WORK TO BE COMPLETED:
Pull out every line below holding the word "Female".

INPUT:
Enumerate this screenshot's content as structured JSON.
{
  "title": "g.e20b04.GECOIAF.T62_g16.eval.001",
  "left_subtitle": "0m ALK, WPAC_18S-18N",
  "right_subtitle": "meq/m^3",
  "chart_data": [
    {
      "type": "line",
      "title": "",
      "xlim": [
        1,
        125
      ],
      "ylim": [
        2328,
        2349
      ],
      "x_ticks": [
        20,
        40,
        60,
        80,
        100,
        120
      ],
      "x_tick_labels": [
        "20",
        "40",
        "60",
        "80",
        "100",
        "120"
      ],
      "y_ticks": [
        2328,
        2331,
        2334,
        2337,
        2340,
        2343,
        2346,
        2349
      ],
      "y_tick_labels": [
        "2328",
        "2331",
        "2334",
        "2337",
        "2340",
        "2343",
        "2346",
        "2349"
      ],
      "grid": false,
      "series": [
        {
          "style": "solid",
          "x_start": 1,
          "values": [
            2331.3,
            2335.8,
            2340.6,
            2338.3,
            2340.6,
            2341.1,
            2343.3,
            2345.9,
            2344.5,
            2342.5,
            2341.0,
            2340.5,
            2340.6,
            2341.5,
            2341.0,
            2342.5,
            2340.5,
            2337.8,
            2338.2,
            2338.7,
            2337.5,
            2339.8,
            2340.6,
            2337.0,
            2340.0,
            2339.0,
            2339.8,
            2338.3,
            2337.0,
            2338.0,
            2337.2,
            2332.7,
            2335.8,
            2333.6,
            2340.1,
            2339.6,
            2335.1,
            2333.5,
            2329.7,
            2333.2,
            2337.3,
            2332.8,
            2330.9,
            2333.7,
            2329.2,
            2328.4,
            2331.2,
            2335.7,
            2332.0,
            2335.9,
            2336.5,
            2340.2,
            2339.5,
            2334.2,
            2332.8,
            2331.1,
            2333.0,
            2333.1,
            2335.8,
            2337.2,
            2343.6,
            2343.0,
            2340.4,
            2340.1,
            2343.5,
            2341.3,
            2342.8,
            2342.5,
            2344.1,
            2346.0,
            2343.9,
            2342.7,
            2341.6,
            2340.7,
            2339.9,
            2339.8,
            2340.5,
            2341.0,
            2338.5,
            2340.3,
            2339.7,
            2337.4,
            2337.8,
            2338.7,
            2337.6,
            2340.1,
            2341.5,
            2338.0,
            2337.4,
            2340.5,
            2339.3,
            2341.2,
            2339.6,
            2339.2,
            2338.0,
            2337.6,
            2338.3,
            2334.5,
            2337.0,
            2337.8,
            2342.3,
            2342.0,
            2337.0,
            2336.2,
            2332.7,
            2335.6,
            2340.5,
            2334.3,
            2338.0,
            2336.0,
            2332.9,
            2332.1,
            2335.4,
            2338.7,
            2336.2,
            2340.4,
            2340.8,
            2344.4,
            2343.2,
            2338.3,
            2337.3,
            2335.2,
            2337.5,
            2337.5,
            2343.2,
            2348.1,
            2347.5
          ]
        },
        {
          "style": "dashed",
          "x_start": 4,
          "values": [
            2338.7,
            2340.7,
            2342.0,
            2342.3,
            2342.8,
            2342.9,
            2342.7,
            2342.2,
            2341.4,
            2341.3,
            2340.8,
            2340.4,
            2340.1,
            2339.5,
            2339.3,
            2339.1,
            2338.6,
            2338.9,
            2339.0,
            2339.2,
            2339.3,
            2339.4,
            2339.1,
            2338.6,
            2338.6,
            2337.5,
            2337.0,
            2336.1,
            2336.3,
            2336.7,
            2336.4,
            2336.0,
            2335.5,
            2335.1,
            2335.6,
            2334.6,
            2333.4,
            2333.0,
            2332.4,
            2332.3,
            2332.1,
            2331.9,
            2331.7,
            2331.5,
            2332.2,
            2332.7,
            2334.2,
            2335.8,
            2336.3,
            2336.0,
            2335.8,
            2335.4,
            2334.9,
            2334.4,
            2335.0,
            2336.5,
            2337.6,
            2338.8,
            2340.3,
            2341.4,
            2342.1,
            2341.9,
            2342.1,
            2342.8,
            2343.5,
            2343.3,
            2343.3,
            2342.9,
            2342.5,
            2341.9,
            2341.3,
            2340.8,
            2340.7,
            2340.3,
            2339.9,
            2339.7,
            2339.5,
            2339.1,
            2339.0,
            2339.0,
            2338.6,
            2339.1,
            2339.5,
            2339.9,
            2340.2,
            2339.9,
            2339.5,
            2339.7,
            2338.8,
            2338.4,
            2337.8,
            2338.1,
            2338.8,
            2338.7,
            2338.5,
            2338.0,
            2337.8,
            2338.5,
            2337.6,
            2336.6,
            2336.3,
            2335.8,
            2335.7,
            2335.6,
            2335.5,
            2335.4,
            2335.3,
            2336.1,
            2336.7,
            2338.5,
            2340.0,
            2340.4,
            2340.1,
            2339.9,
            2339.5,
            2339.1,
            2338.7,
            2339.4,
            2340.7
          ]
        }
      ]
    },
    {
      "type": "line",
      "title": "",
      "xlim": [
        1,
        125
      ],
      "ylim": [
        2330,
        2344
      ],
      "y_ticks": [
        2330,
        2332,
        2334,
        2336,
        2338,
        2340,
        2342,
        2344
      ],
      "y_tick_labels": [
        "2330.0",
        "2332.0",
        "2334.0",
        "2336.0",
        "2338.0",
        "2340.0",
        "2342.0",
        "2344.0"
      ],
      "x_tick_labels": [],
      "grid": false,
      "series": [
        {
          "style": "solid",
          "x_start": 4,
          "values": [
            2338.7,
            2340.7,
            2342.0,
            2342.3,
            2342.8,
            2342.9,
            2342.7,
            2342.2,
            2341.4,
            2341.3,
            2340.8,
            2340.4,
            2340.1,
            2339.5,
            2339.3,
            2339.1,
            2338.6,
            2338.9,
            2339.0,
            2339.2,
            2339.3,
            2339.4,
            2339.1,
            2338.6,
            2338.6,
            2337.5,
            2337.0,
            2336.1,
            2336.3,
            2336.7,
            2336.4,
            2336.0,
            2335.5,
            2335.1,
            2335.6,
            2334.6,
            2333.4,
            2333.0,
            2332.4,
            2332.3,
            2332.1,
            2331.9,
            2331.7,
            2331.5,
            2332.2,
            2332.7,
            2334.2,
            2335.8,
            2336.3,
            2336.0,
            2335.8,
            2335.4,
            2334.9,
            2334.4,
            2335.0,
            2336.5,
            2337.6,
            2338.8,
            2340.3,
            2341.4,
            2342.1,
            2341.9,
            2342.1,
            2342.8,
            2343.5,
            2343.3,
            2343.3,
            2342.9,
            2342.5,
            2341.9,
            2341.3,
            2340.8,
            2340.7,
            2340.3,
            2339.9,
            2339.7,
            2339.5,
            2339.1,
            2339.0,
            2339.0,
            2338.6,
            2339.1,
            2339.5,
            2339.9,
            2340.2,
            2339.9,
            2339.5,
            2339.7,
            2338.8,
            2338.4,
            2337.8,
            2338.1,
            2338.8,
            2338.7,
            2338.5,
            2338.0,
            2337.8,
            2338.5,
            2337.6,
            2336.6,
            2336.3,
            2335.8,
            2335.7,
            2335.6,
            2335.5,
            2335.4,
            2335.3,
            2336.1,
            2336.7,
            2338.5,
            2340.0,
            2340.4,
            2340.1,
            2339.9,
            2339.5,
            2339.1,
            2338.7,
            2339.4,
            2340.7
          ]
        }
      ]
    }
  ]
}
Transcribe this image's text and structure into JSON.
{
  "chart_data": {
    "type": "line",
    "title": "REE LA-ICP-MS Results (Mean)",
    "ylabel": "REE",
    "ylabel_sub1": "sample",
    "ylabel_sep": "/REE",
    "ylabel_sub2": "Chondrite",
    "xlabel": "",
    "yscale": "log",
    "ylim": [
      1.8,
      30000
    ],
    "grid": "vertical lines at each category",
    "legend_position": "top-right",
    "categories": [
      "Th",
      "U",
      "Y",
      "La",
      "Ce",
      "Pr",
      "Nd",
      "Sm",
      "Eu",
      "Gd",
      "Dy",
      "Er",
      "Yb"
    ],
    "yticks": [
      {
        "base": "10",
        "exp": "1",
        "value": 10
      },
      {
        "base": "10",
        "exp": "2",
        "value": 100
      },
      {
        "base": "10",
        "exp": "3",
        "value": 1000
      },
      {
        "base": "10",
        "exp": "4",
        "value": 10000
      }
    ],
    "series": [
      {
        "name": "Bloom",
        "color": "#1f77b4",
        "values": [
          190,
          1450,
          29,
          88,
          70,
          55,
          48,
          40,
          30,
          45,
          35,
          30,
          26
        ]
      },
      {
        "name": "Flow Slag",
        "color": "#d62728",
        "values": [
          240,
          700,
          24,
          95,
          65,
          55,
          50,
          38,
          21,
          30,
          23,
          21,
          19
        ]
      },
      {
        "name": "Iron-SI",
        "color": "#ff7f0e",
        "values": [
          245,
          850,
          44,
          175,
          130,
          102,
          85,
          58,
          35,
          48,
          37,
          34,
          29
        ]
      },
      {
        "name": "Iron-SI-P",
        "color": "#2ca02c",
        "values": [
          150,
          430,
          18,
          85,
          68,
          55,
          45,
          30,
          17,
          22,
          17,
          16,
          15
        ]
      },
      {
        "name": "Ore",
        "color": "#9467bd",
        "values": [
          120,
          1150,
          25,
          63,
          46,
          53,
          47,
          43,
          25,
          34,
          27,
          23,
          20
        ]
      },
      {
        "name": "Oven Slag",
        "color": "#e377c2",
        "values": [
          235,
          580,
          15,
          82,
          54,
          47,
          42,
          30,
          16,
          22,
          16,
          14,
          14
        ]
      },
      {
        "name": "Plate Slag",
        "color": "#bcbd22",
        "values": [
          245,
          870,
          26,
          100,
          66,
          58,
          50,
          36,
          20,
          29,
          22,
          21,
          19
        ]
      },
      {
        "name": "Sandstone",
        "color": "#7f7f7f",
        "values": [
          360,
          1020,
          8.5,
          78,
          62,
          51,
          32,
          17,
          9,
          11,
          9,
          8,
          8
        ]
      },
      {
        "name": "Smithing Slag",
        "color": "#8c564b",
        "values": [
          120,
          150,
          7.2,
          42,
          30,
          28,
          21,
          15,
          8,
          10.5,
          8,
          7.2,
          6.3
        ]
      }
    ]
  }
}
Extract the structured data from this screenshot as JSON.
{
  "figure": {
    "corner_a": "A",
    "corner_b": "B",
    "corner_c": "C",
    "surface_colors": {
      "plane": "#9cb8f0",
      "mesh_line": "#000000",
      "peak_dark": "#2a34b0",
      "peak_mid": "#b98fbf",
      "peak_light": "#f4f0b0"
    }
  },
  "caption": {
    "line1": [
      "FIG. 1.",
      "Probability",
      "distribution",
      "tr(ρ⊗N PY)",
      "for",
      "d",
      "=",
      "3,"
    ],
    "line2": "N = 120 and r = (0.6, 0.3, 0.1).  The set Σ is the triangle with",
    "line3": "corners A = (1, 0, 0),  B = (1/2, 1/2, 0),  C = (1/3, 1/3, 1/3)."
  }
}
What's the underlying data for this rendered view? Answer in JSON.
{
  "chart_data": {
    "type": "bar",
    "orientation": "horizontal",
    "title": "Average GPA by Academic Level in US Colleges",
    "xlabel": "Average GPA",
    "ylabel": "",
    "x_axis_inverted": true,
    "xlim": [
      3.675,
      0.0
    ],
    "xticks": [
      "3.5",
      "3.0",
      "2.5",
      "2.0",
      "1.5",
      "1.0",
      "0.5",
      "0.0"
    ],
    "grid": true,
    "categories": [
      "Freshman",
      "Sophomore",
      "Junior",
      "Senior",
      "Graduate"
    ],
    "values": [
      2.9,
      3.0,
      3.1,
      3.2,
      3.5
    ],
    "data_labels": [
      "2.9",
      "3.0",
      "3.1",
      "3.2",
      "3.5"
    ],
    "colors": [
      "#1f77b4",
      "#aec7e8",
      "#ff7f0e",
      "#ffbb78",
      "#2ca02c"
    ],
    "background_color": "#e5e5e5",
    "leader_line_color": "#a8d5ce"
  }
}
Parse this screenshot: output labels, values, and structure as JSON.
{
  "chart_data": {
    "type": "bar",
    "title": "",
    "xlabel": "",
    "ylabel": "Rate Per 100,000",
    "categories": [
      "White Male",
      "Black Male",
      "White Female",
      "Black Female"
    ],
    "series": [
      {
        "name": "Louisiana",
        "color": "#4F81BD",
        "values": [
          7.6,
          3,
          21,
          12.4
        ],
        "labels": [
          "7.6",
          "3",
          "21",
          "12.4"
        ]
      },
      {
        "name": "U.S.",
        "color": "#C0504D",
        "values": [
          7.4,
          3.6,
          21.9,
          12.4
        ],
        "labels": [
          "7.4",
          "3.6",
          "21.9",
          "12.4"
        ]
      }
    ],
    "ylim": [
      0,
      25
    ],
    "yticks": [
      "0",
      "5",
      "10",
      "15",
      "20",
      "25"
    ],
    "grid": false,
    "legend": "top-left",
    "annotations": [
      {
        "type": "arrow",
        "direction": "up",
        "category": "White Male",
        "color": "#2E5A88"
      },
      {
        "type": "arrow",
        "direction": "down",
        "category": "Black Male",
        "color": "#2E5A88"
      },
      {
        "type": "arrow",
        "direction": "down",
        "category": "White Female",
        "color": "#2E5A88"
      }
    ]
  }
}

EXERCISE OUTPUT:
      "White Female",
      "Black Female"
        "category": "White Female",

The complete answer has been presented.